(Source records)
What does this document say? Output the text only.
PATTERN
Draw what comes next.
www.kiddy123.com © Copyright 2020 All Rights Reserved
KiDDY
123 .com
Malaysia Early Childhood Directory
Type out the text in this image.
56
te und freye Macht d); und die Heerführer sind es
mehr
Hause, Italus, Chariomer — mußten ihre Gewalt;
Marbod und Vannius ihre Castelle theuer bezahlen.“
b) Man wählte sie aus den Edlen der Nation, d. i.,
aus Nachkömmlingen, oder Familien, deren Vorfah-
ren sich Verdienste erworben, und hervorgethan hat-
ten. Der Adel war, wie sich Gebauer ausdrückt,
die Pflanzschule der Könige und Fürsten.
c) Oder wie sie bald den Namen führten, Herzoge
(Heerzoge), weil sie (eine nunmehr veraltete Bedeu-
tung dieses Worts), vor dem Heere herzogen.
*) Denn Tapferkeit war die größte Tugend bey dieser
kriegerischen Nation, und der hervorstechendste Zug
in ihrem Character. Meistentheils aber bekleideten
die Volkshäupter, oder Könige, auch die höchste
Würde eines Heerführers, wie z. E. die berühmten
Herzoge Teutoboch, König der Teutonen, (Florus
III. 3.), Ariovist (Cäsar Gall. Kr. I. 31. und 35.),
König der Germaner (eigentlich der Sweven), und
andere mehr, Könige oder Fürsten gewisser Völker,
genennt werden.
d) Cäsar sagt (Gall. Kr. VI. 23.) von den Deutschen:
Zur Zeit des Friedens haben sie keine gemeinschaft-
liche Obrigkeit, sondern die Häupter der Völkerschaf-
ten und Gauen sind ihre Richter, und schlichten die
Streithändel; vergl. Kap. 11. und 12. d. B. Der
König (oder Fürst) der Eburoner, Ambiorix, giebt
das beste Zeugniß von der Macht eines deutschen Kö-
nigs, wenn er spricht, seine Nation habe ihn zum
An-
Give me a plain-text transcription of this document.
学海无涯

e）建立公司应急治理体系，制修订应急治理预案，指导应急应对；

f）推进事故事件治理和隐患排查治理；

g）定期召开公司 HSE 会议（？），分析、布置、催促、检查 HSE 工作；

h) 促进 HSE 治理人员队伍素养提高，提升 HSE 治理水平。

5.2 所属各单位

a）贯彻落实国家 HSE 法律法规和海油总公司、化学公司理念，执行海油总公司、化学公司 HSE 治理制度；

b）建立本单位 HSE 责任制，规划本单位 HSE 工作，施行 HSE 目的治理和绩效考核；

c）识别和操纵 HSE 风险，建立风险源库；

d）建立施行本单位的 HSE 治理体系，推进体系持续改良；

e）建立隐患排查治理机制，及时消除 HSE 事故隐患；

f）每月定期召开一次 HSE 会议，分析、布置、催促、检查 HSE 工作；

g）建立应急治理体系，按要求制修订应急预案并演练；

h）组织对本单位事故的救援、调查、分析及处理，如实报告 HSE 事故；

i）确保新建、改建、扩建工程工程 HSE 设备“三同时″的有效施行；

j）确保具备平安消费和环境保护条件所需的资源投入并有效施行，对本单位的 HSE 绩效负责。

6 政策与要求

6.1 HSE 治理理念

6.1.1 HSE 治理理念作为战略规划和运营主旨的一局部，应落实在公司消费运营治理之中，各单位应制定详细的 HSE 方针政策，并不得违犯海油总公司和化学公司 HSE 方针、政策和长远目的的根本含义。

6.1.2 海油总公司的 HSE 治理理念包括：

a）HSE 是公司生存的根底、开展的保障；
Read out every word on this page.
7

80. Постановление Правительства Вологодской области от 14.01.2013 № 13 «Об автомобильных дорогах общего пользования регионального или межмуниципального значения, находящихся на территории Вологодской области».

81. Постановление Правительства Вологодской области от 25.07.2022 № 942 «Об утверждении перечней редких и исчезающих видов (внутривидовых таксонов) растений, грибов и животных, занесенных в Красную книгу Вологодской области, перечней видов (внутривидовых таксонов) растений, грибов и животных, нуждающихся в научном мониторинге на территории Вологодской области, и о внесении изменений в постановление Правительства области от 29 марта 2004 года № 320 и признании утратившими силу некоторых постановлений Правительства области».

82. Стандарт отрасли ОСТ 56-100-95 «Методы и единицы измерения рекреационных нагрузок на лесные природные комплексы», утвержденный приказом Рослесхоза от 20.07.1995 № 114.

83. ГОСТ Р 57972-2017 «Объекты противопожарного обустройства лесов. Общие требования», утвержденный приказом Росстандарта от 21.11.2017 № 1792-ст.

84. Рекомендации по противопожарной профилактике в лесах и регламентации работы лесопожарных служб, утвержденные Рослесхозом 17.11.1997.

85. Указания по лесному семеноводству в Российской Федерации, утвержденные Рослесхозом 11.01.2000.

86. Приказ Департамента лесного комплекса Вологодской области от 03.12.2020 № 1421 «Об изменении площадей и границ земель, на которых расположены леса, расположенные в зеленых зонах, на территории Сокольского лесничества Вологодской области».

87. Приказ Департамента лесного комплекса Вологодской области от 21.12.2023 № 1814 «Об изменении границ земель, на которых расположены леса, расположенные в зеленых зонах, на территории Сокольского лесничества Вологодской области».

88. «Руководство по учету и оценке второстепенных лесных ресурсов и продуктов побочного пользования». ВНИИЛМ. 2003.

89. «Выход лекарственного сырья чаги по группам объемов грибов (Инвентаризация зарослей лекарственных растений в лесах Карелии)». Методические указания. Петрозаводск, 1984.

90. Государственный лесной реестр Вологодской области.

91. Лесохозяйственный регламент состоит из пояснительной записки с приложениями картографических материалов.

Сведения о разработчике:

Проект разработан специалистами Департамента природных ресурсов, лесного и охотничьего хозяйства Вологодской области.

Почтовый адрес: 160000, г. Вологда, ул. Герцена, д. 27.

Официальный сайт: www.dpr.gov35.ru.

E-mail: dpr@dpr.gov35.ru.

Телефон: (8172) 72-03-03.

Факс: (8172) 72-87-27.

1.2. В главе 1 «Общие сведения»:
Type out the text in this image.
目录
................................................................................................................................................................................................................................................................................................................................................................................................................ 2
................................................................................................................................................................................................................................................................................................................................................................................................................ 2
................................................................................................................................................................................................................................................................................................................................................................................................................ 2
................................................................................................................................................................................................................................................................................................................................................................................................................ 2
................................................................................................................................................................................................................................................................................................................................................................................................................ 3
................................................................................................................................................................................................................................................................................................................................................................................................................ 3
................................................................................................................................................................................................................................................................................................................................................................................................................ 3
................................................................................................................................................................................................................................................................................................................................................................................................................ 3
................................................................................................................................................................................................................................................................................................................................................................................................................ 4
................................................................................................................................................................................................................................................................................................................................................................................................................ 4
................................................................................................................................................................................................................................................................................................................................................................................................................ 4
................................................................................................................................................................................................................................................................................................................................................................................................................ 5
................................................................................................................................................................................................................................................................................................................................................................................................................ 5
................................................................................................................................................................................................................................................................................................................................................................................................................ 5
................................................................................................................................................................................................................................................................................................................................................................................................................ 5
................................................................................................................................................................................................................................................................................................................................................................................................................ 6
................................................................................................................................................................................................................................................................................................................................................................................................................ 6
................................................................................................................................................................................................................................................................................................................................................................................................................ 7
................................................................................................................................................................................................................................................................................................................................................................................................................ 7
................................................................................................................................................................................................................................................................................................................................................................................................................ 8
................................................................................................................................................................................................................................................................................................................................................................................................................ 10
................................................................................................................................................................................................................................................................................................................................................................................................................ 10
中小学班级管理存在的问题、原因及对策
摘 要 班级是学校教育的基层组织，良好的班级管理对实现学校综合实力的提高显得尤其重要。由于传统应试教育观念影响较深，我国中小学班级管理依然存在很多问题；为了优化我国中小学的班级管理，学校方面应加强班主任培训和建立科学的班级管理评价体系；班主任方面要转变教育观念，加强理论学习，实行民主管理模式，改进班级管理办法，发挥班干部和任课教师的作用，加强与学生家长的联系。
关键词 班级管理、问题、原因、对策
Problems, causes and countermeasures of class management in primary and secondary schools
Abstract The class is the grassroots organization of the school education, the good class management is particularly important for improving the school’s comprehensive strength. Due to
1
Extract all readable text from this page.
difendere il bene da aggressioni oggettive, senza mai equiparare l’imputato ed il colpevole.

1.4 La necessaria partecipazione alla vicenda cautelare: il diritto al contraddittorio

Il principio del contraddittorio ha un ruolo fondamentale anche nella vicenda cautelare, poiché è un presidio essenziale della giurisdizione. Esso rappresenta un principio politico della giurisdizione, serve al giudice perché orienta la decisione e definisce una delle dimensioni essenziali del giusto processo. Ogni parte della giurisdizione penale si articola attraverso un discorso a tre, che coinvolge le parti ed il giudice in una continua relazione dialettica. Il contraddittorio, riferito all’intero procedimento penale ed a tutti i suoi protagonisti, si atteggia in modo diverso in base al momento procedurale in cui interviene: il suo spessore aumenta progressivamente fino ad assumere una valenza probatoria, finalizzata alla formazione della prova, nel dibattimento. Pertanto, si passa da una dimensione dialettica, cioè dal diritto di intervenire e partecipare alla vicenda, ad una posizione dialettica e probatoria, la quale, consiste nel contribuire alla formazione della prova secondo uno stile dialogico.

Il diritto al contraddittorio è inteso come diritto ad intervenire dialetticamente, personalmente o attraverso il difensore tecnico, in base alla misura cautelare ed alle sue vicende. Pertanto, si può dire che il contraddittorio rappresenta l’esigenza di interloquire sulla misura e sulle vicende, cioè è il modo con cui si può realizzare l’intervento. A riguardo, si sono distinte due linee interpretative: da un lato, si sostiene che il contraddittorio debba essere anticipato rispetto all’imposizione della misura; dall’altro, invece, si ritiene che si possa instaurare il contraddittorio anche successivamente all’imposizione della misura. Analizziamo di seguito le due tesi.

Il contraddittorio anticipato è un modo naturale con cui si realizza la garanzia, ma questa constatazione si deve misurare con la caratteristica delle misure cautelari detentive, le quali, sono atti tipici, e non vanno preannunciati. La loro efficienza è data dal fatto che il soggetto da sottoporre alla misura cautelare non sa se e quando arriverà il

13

WHAT TO WORK ON: Say how many lines in the listing above include "утвержденный". Give nothing but the number.

WRITTEN ANSWER: 2